[SHORT TASK]: Set each record down exactly, excluding all images.

──────── ENTRIES ────────

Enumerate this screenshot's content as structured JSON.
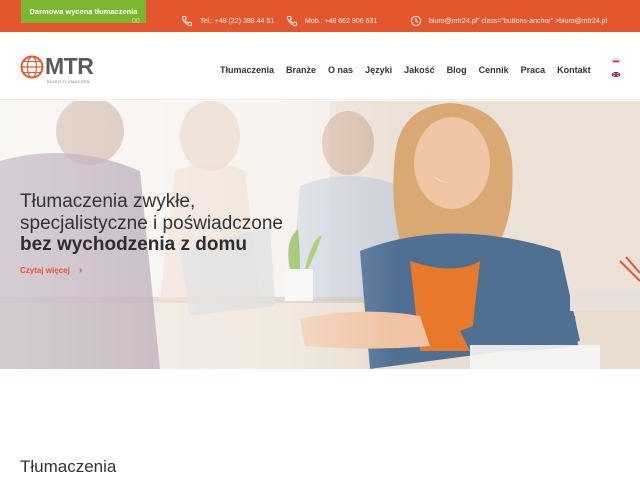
{
  "topbar": {
    "promo_label": "Darmowa wycena tłumaczenia",
    "hidden_phone": "00",
    "phone_tel": "Tel.: +48 (22) 398 44 51",
    "phone_mob": "Mob.: +48 662 906 531",
    "email": "biuro@mtr24.pl\" class=\"buttons-anchor\" >biuro@mtr24.pl",
    "accent_color": "#e4572e",
    "promo_color": "#7ab630"
  },
  "header": {
    "logo_text": "MTR",
    "logo_sub": "BIURO TŁUMACZEŃ",
    "nav": [
      "Tłumaczenia",
      "Branże",
      "O nas",
      "Języki",
      "Jakość",
      "Blog",
      "Cennik",
      "Praca",
      "Kontakt"
    ],
    "languages": [
      "pl-flag-icon",
      "en-flag-icon"
    ]
  },
  "hero": {
    "line1": "Tłumaczenia zwykłe,",
    "line2": "specjalistyczne i poświadczone",
    "line3": "bez wychodzenia z domu",
    "cta": "Czytaj więcej"
  },
  "section": {
    "title": "Tłumaczenia"
  }
}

────────

[EXERCISE OUTPUT]:
Enumerate this screenshot's content as structured JSON.
{
  "topbar": {
    "promo_label": "Darmowa wycena tłumaczenia",
    "hidden_phone": "00",
    "phone_tel": "Tel.: +48 (22) 398 44 51",
    "phone_mob": "Mob.: +48 662 906 531",
    "email": "biuro@mtr24.pl\" class=\"buttons-anchor\" >biuro@mtr24.pl",
    "accent_color": "#e4572e",
    "promo_color": "#7ab630"
  },
  "header": {
    "logo_text": "MTR",
    "logo_sub": "BIURO TŁUMACZEŃ",
    "nav": [
      "Tłumaczenia",
      "Branże",
      "O nas",
      "Języki",
      "Jakość",
      "Blog",
      "Cennik",
      "Praca",
      "Kontakt"
    ],
    "languages": [
      "pl-flag-icon",
      "en-flag-icon"
    ]
  },
  "hero": {
    "line1": "Tłumaczenia zwykłe,",
    "line2": "specjalistyczne i poświadczone",
    "line3": "bez wychodzenia z domu",
    "cta": "Czytaj więcej"
  },
  "section": {
    "title": "Tłumaczenia"
  }
}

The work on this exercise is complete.